━━━ Source records

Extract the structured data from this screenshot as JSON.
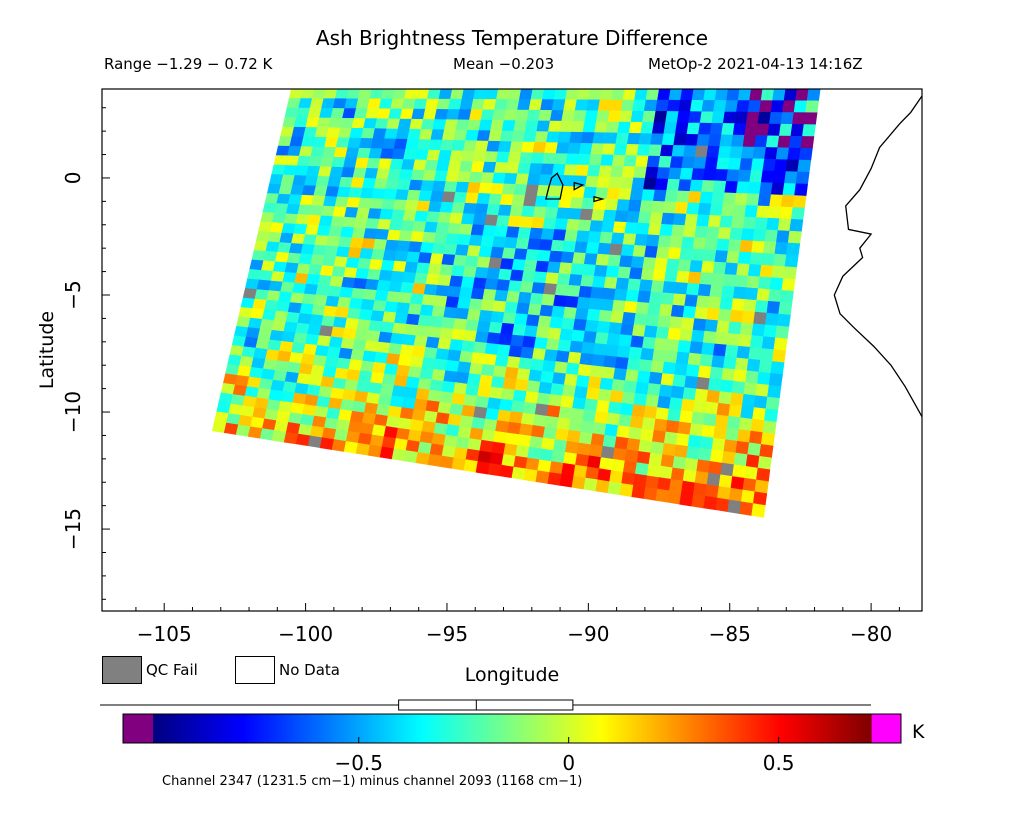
{
  "chart_data": {
    "type": "heatmap",
    "title": "Ash Brightness Temperature Difference",
    "subtitle_range": "Range −1.29 − 0.72 K",
    "subtitle_mean": "Mean −0.203",
    "subtitle_satellite": "MetOp-2 2021-04-13 14:16Z",
    "xlabel": "Longitude",
    "ylabel": "Latitude",
    "xlim": [
      -107.2,
      -78.2
    ],
    "ylim": [
      -18.5,
      3.8
    ],
    "x_ticks": [
      -105,
      -100,
      -95,
      -90,
      -85,
      -80
    ],
    "x_tick_labels": [
      "−105",
      "−100",
      "−95",
      "−90",
      "−85",
      "−80"
    ],
    "y_ticks": [
      0,
      -5,
      -10,
      -15
    ],
    "y_tick_labels": [
      "0",
      "−5",
      "−10",
      "−15"
    ],
    "swath_corners": {
      "top_left": [
        -100.5,
        3.8
      ],
      "top_right": [
        -81.8,
        3.8
      ],
      "bottom_right": [
        -83.8,
        -14.5
      ],
      "bottom_left": [
        -103.3,
        -10.8
      ]
    },
    "grid_rows": 36,
    "grid_cols": 46,
    "value_range": [
      -1.29,
      0.72
    ],
    "mean": -0.203,
    "colorbar": {
      "unit": "K",
      "vmin": -0.99,
      "vmax": 0.72,
      "ticks": [
        -0.5,
        0,
        0.5
      ],
      "tick_labels": [
        "−0.5",
        "0",
        "0.5"
      ],
      "under_color": "#800080",
      "over_color": "#ff00ff",
      "box_whisker": {
        "whisker_low": -0.99,
        "q1": -0.405,
        "median": -0.22,
        "q3": 0.01,
        "whisker_high": 0.72
      }
    },
    "legend": [
      {
        "label": "QC Fail",
        "color": "#808080"
      },
      {
        "label": "No Data",
        "color": "#ffffff"
      }
    ],
    "footer": "Channel 2347 (1231.5 cm−1) minus channel 2093 (1168 cm−1)"
  }
}
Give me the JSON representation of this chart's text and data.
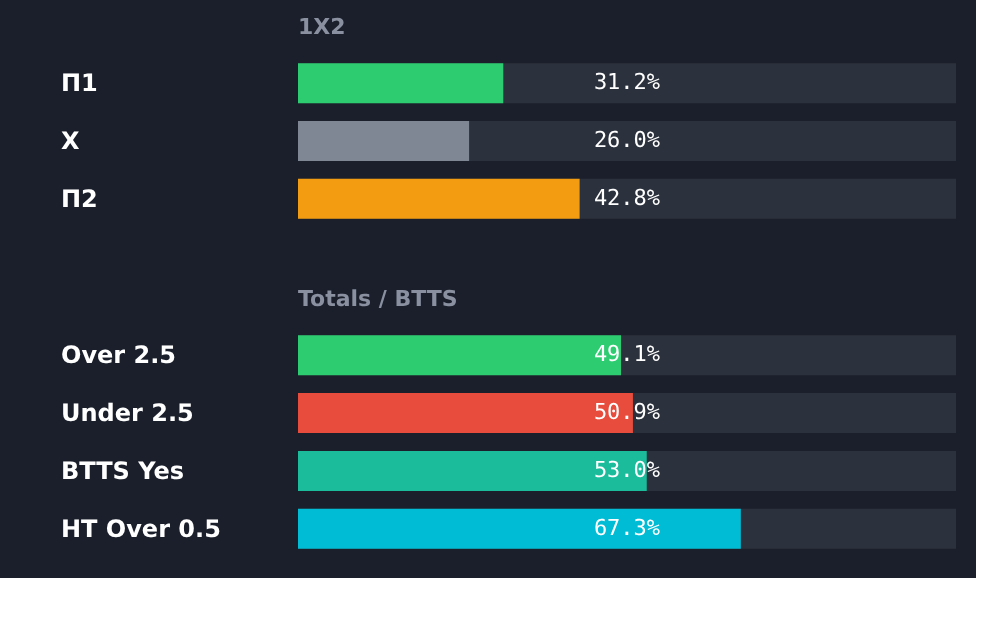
{
  "chart_data": [
    {
      "type": "bar",
      "orientation": "horizontal",
      "title": "1X2",
      "categories": [
        "П1",
        "X",
        "П2"
      ],
      "values": [
        31.2,
        26.0,
        42.8
      ],
      "colors": [
        "#2ecc71",
        "#7f8694",
        "#f39c12"
      ],
      "xlim": [
        0,
        100
      ],
      "data_labels": true,
      "value_labels": [
        "31.2%",
        "26.0%",
        "42.8%"
      ],
      "tick_labels": "y"
    },
    {
      "type": "bar",
      "orientation": "horizontal",
      "title": "Totals / BTTS",
      "categories": [
        "Over 2.5",
        "Under 2.5",
        "BTTS Yes",
        "HT Over 0.5"
      ],
      "values": [
        49.1,
        50.9,
        53.0,
        67.3
      ],
      "colors": [
        "#2ecc71",
        "#e74c3c",
        "#1abc9c",
        "#00bcd4"
      ],
      "xlim": [
        0,
        100
      ],
      "data_labels": true,
      "value_labels": [
        "49.1%",
        "50.9%",
        "53.0%",
        "67.3%"
      ],
      "tick_labels": "y"
    }
  ]
}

━━━━━━

◆ Aim:
Out of the preceding entries, pull every line containing the string "JSON".

◆ Result of the exercise:
Extract the structured data from this screenshot as JSON.
Give me the JSON representation of this chart's text and data.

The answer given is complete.